> [PROBLEM TO SOLVE]: Reproduce the material below line for line, keeping every character unchanged.

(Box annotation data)
──────────

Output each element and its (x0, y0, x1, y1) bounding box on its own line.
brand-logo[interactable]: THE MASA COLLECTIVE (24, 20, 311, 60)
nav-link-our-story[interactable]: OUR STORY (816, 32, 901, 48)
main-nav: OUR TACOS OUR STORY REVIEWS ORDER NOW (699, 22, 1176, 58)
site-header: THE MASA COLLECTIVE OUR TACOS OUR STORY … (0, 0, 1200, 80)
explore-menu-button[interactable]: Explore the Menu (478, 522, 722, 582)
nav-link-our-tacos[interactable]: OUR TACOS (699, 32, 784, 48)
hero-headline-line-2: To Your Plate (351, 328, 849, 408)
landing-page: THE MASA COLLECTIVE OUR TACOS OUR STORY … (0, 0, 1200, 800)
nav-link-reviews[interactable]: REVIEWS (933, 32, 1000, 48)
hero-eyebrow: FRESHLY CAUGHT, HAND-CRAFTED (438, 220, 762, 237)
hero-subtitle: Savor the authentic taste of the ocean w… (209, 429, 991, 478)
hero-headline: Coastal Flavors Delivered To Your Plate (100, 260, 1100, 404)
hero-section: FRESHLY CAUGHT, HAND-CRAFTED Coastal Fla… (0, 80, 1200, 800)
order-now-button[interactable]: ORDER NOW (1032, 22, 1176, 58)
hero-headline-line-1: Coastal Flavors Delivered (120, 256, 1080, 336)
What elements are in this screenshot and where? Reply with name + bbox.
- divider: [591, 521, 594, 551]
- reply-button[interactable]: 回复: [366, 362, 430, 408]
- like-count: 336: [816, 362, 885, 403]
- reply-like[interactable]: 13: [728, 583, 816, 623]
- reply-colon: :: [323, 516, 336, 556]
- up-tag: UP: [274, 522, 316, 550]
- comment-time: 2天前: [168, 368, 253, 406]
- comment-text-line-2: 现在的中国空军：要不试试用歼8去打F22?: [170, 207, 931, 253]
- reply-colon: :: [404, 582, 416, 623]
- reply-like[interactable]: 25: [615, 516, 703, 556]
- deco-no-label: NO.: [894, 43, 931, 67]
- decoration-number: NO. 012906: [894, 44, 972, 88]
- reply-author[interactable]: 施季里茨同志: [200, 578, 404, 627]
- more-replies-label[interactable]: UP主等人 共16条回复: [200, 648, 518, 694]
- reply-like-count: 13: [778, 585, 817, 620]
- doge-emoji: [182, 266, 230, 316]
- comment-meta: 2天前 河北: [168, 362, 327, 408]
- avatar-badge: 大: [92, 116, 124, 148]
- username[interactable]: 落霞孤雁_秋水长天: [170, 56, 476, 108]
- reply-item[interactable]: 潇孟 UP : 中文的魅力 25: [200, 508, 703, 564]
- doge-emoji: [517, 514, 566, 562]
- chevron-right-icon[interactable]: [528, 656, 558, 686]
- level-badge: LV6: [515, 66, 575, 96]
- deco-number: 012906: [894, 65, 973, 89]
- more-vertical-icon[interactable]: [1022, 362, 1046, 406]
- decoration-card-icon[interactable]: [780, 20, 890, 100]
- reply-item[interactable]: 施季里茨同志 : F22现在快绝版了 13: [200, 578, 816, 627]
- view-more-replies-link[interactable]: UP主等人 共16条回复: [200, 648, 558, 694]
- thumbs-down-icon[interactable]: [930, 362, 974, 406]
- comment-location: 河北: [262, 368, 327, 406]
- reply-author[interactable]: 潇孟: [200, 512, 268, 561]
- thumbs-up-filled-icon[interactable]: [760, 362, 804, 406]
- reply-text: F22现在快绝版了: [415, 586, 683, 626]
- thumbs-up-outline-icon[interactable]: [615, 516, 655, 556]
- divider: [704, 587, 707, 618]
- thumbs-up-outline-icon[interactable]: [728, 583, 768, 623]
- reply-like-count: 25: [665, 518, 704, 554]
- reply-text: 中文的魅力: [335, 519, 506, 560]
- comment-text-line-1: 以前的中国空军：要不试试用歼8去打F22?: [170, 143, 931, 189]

──────────

> [SOLUTION FOR THIS TASK]:
Output each element and its (x0, y0, x1, y1) bounding box on its own line.
brand-logo[interactable]: THE MASA COLLECTIVE (24, 20, 311, 60)
nav-link-our-story[interactable]: OUR STORY (816, 32, 901, 48)
main-nav: OUR TACOS OUR STORY REVIEWS ORDER NOW (699, 22, 1176, 58)
site-header: THE MASA COLLECTIVE OUR TACOS OUR STORY … (0, 0, 1200, 80)
explore-menu-button[interactable]: Explore the Menu (478, 522, 722, 582)
nav-link-our-tacos[interactable]: OUR TACOS (699, 32, 784, 48)
hero-headline-line-2: To Your Plate (351, 328, 849, 408)
landing-page: THE MASA COLLECTIVE OUR TACOS OUR STORY … (0, 0, 1200, 800)
nav-link-reviews[interactable]: REVIEWS (933, 32, 1000, 48)
hero-eyebrow: FRESHLY CAUGHT, HAND-CRAFTED (438, 220, 762, 237)
hero-subtitle: Savor the authentic taste of the ocean w… (209, 429, 991, 478)
hero-headline: Coastal Flavors Delivered To Your Plate (100, 260, 1100, 404)
hero-section: FRESHLY CAUGHT, HAND-CRAFTED Coastal Fla… (0, 80, 1200, 800)
order-now-button[interactable]: ORDER NOW (1032, 22, 1176, 58)
hero-headline-line-1: Coastal Flavors Delivered (120, 256, 1080, 336)
What elements are in this screenshot and where? Reply with name + bbox.
- divider: [591, 521, 594, 551]
- reply-button[interactable]: 回复: [366, 362, 430, 408]
- like-count: 336: [816, 362, 885, 403]
- reply-like[interactable]: 13: [728, 583, 816, 623]
- reply-colon: :: [323, 516, 336, 556]
- up-tag: UP: [274, 522, 316, 550]
- comment-time: 2天前: [168, 368, 253, 406]
- comment-text-line-2: 现在的中国空军：要不试试用歼8去打F22?: [170, 207, 931, 253]
- reply-colon: :: [404, 582, 416, 623]
- reply-like[interactable]: 25: [615, 516, 703, 556]
- deco-no-label: NO.: [894, 43, 931, 67]
- decoration-number: NO. 012906: [894, 44, 972, 88]
- reply-author[interactable]: 施季里茨同志: [200, 578, 404, 627]
- more-replies-label[interactable]: UP主等人 共16条回复: [200, 648, 518, 694]
- reply-like-count: 13: [778, 585, 817, 620]
- doge-emoji: [182, 266, 230, 316]
- comment-meta: 2天前 河北: [168, 362, 327, 408]
- avatar-badge: 大: [92, 116, 124, 148]
- username[interactable]: 落霞孤雁_秋水长天: [170, 56, 476, 108]
- reply-item[interactable]: 潇孟 UP : 中文的魅力 25: [200, 508, 703, 564]
- doge-emoji: [517, 514, 566, 562]
- chevron-right-icon[interactable]: [528, 656, 558, 686]
- level-badge: LV6: [515, 66, 575, 96]
- deco-number: 012906: [894, 65, 973, 89]
- more-vertical-icon[interactable]: [1022, 362, 1046, 406]
- decoration-card-icon[interactable]: [780, 20, 890, 100]
- reply-item[interactable]: 施季里茨同志 : F22现在快绝版了 13: [200, 578, 816, 627]
- view-more-replies-link[interactable]: UP主等人 共16条回复: [200, 648, 558, 694]
- thumbs-down-icon[interactable]: [930, 362, 974, 406]
- comment-location: 河北: [262, 368, 327, 406]
- reply-author[interactable]: 潇孟: [200, 512, 268, 561]
- thumbs-up-filled-icon[interactable]: [760, 362, 804, 406]
- reply-text: F22现在快绝版了: [415, 586, 683, 626]
- thumbs-up-outline-icon[interactable]: [615, 516, 655, 556]
- divider: [704, 587, 707, 618]
- thumbs-up-outline-icon[interactable]: [728, 583, 768, 623]
- reply-like-count: 25: [665, 518, 704, 554]
- reply-text: 中文的魅力: [335, 519, 506, 560]
- comment-text-line-1: 以前的中国空军：要不试试用歼8去打F22?: [170, 143, 931, 189]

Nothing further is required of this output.